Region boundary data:
==========

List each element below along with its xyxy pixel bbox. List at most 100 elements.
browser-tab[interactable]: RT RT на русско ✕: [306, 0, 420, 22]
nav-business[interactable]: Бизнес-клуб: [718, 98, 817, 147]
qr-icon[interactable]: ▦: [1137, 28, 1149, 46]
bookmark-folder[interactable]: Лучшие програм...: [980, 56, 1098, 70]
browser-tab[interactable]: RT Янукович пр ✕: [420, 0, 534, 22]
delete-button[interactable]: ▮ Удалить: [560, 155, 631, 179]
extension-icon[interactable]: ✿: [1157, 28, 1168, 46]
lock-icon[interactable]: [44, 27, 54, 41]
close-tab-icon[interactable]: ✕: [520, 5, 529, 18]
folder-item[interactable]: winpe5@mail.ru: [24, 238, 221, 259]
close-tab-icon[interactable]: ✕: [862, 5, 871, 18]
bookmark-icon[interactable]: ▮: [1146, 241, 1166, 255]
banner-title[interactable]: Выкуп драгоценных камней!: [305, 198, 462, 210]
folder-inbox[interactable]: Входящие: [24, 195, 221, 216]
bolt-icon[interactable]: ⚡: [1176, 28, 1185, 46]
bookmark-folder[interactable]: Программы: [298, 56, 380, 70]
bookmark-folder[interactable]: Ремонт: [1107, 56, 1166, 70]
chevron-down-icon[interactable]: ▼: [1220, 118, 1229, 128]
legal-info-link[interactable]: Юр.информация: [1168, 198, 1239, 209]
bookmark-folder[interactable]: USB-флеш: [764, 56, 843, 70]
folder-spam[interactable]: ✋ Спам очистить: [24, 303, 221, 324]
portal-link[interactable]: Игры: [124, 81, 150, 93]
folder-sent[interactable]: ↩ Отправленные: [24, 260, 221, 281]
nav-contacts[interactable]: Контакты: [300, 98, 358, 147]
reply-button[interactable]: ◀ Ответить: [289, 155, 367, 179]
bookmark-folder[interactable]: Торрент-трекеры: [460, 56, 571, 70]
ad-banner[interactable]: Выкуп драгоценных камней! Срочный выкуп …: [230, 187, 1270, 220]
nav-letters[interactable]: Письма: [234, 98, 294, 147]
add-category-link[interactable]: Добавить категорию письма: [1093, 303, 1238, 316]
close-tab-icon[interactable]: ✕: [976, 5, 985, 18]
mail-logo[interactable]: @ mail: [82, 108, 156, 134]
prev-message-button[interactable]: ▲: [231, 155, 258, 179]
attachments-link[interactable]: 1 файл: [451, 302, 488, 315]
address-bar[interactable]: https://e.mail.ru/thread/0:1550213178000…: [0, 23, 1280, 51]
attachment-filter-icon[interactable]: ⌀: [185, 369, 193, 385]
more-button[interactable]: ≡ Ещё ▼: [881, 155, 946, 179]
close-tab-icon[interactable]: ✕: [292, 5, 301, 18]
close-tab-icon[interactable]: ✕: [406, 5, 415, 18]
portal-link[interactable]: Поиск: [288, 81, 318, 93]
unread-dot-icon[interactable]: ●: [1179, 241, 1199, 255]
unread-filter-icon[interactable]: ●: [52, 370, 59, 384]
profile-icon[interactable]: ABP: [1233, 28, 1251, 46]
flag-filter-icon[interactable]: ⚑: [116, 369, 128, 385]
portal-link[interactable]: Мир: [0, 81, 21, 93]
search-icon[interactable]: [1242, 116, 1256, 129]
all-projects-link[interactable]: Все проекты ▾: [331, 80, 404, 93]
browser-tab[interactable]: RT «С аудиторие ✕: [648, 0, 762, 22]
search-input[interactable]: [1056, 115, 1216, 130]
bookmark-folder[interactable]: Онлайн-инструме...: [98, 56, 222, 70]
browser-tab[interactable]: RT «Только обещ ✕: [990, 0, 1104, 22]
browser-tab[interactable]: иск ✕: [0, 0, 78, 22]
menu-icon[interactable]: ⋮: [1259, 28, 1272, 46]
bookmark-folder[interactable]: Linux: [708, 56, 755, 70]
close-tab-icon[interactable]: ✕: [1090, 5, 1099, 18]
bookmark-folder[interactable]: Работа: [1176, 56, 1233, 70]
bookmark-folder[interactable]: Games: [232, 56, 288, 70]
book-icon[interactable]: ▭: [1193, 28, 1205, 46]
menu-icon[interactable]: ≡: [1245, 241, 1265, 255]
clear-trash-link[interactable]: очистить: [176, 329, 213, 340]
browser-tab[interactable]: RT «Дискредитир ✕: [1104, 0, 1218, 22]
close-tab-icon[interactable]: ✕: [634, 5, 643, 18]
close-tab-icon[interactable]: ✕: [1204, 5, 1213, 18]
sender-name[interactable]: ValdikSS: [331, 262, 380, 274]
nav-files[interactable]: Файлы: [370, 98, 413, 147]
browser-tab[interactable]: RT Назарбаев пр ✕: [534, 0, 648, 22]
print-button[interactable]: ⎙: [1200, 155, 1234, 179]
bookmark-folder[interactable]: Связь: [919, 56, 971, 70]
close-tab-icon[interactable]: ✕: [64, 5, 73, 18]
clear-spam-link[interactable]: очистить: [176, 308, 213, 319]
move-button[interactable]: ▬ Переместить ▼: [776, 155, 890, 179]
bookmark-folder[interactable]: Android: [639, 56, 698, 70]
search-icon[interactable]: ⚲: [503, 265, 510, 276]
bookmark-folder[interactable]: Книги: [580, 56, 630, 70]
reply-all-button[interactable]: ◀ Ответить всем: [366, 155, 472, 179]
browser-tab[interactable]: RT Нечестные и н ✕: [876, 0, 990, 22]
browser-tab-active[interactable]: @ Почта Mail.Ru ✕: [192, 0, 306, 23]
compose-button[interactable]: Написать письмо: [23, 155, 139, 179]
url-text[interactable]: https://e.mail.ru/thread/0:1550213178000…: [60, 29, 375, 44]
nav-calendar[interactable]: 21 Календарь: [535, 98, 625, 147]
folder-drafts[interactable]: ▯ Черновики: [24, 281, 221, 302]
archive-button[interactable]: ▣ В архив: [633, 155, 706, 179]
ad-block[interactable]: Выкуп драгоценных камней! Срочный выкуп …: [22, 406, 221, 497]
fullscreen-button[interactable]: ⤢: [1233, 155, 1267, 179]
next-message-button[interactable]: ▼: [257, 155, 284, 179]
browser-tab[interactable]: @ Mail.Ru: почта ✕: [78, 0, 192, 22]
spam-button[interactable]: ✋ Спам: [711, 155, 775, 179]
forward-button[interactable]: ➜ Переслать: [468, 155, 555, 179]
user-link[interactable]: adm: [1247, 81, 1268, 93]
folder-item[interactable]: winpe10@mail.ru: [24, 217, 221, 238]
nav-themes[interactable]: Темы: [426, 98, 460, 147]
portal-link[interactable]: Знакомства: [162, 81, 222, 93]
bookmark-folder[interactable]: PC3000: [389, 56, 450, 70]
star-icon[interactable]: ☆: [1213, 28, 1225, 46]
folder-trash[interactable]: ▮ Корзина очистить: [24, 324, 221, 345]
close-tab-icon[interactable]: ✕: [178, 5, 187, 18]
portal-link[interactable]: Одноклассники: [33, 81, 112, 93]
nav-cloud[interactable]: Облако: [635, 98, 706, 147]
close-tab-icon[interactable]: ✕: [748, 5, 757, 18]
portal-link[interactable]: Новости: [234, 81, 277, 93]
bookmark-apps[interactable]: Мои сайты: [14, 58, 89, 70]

==========

GIVEN PROBLEM:
Change every "bookmark-folder" in the listing to "bookmark-group", and write the lines out again with nothing else altered.

ANSWER TO THIS TASK:
List each element below along with its xyxy pixel bbox. List at most 100 elements.
browser-tab[interactable]: RT RT на русско ✕: [306, 0, 420, 22]
nav-business[interactable]: Бизнес-клуб: [718, 98, 817, 147]
qr-icon[interactable]: ▦: [1137, 28, 1149, 46]
bookmark-group[interactable]: Лучшие програм...: [980, 56, 1098, 70]
browser-tab[interactable]: RT Янукович пр ✕: [420, 0, 534, 22]
delete-button[interactable]: ▮ Удалить: [560, 155, 631, 179]
extension-icon[interactable]: ✿: [1157, 28, 1168, 46]
lock-icon[interactable]: [44, 27, 54, 41]
close-tab-icon[interactable]: ✕: [520, 5, 529, 18]
folder-item[interactable]: winpe5@mail.ru: [24, 238, 221, 259]
close-tab-icon[interactable]: ✕: [862, 5, 871, 18]
bookmark-icon[interactable]: ▮: [1146, 241, 1166, 255]
banner-title[interactable]: Выкуп драгоценных камней!: [305, 198, 462, 210]
folder-inbox[interactable]: Входящие: [24, 195, 221, 216]
bolt-icon[interactable]: ⚡: [1176, 28, 1185, 46]
bookmark-group[interactable]: Программы: [298, 56, 380, 70]
bookmark-group[interactable]: Ремонт: [1107, 56, 1166, 70]
chevron-down-icon[interactable]: ▼: [1220, 118, 1229, 128]
legal-info-link[interactable]: Юр.информация: [1168, 198, 1239, 209]
bookmark-group[interactable]: USB-флеш: [764, 56, 843, 70]
folder-spam[interactable]: ✋ Спам очистить: [24, 303, 221, 324]
portal-link[interactable]: Игры: [124, 81, 150, 93]
folder-sent[interactable]: ↩ Отправленные: [24, 260, 221, 281]
nav-contacts[interactable]: Контакты: [300, 98, 358, 147]
reply-button[interactable]: ◀ Ответить: [289, 155, 367, 179]
bookmark-group[interactable]: Торрент-трекеры: [460, 56, 571, 70]
ad-banner[interactable]: Выкуп драгоценных камней! Срочный выкуп …: [230, 187, 1270, 220]
nav-letters[interactable]: Письма: [234, 98, 294, 147]
add-category-link[interactable]: Добавить категорию письма: [1093, 303, 1238, 316]
close-tab-icon[interactable]: ✕: [976, 5, 985, 18]
mail-logo[interactable]: @ mail: [82, 108, 156, 134]
prev-message-button[interactable]: ▲: [231, 155, 258, 179]
attachments-link[interactable]: 1 файл: [451, 302, 488, 315]
address-bar[interactable]: https://e.mail.ru/thread/0:1550213178000…: [0, 23, 1280, 51]
attachment-filter-icon[interactable]: ⌀: [185, 369, 193, 385]
more-button[interactable]: ≡ Ещё ▼: [881, 155, 946, 179]
close-tab-icon[interactable]: ✕: [292, 5, 301, 18]
close-tab-icon[interactable]: ✕: [406, 5, 415, 18]
portal-link[interactable]: Поиск: [288, 81, 318, 93]
unread-dot-icon[interactable]: ●: [1179, 241, 1199, 255]
unread-filter-icon[interactable]: ●: [52, 370, 59, 384]
profile-icon[interactable]: ABP: [1233, 28, 1251, 46]
flag-filter-icon[interactable]: ⚑: [116, 369, 128, 385]
portal-link[interactable]: Мир: [0, 81, 21, 93]
search-icon[interactable]: [1242, 116, 1256, 129]
all-projects-link[interactable]: Все проекты ▾: [331, 80, 404, 93]
browser-tab[interactable]: RT «С аудиторие ✕: [648, 0, 762, 22]
search-input[interactable]: [1056, 115, 1216, 130]
bookmark-group[interactable]: Онлайн-инструме...: [98, 56, 222, 70]
browser-tab[interactable]: RT «Только обещ ✕: [990, 0, 1104, 22]
browser-tab[interactable]: иск ✕: [0, 0, 78, 22]
menu-icon[interactable]: ⋮: [1259, 28, 1272, 46]
bookmark-group[interactable]: Linux: [708, 56, 755, 70]
close-tab-icon[interactable]: ✕: [1090, 5, 1099, 18]
bookmark-group[interactable]: Работа: [1176, 56, 1233, 70]
bookmark-group[interactable]: Games: [232, 56, 288, 70]
book-icon[interactable]: ▭: [1193, 28, 1205, 46]
menu-icon[interactable]: ≡: [1245, 241, 1265, 255]
clear-trash-link[interactable]: очистить: [176, 329, 213, 340]
browser-tab[interactable]: RT «Дискредитир ✕: [1104, 0, 1218, 22]
close-tab-icon[interactable]: ✕: [634, 5, 643, 18]
close-tab-icon[interactable]: ✕: [1204, 5, 1213, 18]
sender-name[interactable]: ValdikSS: [331, 262, 380, 274]
nav-files[interactable]: Файлы: [370, 98, 413, 147]
browser-tab[interactable]: RT Назарбаев пр ✕: [534, 0, 648, 22]
print-button[interactable]: ⎙: [1200, 155, 1234, 179]
bookmark-group[interactable]: Связь: [919, 56, 971, 70]
close-tab-icon[interactable]: ✕: [64, 5, 73, 18]
clear-spam-link[interactable]: очистить: [176, 308, 213, 319]
move-button[interactable]: ▬ Переместить ▼: [776, 155, 890, 179]
bookmark-group[interactable]: Android: [639, 56, 698, 70]
search-icon[interactable]: ⚲: [503, 265, 510, 276]
bookmark-group[interactable]: Книги: [580, 56, 630, 70]
reply-all-button[interactable]: ◀ Ответить всем: [366, 155, 472, 179]
browser-tab[interactable]: RT Нечестные и н ✕: [876, 0, 990, 22]
browser-tab-active[interactable]: @ Почта Mail.Ru ✕: [192, 0, 306, 23]
compose-button[interactable]: Написать письмо: [23, 155, 139, 179]
url-text[interactable]: https://e.mail.ru/thread/0:1550213178000…: [60, 29, 375, 44]
nav-calendar[interactable]: 21 Календарь: [535, 98, 625, 147]
folder-drafts[interactable]: ▯ Черновики: [24, 281, 221, 302]
archive-button[interactable]: ▣ В архив: [633, 155, 706, 179]
ad-block[interactable]: Выкуп драгоценных камней! Срочный выкуп …: [22, 406, 221, 497]
fullscreen-button[interactable]: ⤢: [1233, 155, 1267, 179]
next-message-button[interactable]: ▼: [257, 155, 284, 179]
browser-tab[interactable]: @ Mail.Ru: почта ✕: [78, 0, 192, 22]
spam-button[interactable]: ✋ Спам: [711, 155, 775, 179]
forward-button[interactable]: ➜ Переслать: [468, 155, 555, 179]
user-link[interactable]: adm: [1247, 81, 1268, 93]
folder-item[interactable]: winpe10@mail.ru: [24, 217, 221, 238]
nav-themes[interactable]: Темы: [426, 98, 460, 147]
portal-link[interactable]: Знакомства: [162, 81, 222, 93]
bookmark-group[interactable]: PC3000: [389, 56, 450, 70]
star-icon[interactable]: ☆: [1213, 28, 1225, 46]
folder-trash[interactable]: ▮ Корзина очистить: [24, 324, 221, 345]
close-tab-icon[interactable]: ✕: [178, 5, 187, 18]
portal-link[interactable]: Одноклассники: [33, 81, 112, 93]
nav-cloud[interactable]: Облако: [635, 98, 706, 147]
close-tab-icon[interactable]: ✕: [748, 5, 757, 18]
portal-link[interactable]: Новости: [234, 81, 277, 93]
bookmark-apps[interactable]: Мои сайты: [14, 58, 89, 70]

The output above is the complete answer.